## EXERCISE AIM
Sort through the data and copy the lines holding the word "text".
--- DATASET CONTENT ---
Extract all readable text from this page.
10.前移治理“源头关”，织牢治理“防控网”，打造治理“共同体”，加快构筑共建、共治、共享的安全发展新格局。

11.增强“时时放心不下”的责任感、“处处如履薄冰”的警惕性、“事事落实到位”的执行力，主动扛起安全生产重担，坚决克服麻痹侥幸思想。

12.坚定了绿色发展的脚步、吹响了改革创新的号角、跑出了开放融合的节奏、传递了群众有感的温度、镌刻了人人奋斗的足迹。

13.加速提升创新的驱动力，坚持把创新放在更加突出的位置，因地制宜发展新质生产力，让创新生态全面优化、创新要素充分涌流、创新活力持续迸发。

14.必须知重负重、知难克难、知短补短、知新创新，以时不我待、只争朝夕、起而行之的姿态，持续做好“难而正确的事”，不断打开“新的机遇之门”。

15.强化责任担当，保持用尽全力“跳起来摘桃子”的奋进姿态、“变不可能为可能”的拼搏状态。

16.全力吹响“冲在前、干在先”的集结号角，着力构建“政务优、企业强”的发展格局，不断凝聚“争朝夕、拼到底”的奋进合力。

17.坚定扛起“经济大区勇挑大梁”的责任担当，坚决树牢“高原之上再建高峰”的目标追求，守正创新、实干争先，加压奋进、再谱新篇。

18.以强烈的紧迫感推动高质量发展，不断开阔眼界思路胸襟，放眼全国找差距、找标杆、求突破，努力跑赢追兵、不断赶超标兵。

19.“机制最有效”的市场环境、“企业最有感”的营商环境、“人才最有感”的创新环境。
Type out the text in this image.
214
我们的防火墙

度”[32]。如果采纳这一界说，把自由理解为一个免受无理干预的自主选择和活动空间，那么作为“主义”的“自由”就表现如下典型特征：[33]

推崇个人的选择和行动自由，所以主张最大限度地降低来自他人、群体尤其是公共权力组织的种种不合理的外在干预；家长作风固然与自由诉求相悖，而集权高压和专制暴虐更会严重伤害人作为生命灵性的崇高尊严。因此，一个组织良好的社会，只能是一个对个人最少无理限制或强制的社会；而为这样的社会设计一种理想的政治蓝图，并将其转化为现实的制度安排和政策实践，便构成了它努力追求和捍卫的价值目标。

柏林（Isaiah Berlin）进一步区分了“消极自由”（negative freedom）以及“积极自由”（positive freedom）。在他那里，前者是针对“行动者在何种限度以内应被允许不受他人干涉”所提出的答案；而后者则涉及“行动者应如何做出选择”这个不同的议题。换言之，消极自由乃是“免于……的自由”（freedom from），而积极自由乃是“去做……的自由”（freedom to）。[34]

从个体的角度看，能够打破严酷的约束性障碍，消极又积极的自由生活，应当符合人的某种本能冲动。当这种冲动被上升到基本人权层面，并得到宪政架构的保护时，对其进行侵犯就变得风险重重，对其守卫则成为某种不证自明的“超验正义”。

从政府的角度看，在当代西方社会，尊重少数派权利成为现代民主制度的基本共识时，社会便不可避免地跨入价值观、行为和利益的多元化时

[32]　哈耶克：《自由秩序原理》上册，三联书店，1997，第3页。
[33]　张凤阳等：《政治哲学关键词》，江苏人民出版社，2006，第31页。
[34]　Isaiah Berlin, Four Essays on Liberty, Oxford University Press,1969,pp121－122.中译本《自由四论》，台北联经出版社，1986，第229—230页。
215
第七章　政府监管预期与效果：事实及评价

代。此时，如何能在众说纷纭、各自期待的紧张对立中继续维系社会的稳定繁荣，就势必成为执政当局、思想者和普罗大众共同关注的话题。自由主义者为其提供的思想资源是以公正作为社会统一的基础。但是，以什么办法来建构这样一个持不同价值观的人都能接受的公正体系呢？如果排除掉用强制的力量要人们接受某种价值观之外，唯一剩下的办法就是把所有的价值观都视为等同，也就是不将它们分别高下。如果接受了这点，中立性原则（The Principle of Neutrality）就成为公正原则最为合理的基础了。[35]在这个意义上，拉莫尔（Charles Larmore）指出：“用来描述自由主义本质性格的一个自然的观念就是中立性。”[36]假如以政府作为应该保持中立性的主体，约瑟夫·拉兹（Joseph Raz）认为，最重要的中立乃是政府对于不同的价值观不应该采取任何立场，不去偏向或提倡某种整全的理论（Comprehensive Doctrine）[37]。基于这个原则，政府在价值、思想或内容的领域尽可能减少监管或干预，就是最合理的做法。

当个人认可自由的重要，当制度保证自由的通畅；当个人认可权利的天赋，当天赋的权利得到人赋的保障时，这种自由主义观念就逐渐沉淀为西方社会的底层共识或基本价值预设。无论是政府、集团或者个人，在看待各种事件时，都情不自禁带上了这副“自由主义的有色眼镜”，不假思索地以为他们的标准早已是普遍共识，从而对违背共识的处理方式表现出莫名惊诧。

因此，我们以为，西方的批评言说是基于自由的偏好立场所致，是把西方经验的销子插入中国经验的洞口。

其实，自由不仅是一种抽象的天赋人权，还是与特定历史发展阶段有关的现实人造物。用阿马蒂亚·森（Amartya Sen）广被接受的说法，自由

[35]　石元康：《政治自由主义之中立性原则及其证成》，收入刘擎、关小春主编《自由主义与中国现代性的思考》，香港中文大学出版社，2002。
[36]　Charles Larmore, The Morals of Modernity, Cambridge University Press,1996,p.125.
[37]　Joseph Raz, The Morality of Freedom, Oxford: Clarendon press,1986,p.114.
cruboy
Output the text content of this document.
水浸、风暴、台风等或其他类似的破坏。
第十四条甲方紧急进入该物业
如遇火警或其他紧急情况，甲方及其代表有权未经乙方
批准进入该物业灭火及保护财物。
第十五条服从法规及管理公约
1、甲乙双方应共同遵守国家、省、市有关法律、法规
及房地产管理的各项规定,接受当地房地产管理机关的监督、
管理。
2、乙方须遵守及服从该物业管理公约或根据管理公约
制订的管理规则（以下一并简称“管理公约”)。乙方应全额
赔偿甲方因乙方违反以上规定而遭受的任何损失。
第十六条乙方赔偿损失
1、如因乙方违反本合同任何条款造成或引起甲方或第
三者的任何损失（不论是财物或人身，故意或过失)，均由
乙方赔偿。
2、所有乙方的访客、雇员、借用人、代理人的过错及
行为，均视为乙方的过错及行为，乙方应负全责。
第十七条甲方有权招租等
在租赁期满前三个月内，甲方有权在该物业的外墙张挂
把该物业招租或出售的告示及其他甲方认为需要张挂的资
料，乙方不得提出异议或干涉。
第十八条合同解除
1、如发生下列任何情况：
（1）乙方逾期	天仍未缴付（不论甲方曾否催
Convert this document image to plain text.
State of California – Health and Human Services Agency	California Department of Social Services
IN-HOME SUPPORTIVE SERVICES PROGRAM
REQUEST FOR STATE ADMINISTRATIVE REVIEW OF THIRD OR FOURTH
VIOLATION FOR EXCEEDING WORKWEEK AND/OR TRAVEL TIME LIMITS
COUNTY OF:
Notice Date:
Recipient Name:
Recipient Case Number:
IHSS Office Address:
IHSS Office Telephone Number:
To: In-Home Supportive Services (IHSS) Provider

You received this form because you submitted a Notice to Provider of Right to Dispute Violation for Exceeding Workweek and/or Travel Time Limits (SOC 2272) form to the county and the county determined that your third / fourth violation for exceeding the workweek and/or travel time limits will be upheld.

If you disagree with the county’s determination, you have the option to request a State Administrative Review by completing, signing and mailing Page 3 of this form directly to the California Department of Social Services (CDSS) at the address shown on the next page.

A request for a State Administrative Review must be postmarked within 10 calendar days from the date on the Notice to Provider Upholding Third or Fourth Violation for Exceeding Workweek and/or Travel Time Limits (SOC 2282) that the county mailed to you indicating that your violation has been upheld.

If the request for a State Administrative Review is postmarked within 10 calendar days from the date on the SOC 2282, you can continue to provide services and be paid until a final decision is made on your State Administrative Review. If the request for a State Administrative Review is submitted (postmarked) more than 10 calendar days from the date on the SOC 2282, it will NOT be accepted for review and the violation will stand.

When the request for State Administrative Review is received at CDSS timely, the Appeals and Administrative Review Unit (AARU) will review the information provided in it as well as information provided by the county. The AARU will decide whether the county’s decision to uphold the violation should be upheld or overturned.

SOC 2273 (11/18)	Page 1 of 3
---
## ANSWER TO THIS EXERCISE
Extract all readable text from this page.
Type out the text in this image.
Output the text content of this document.
Convert this document image to plain text.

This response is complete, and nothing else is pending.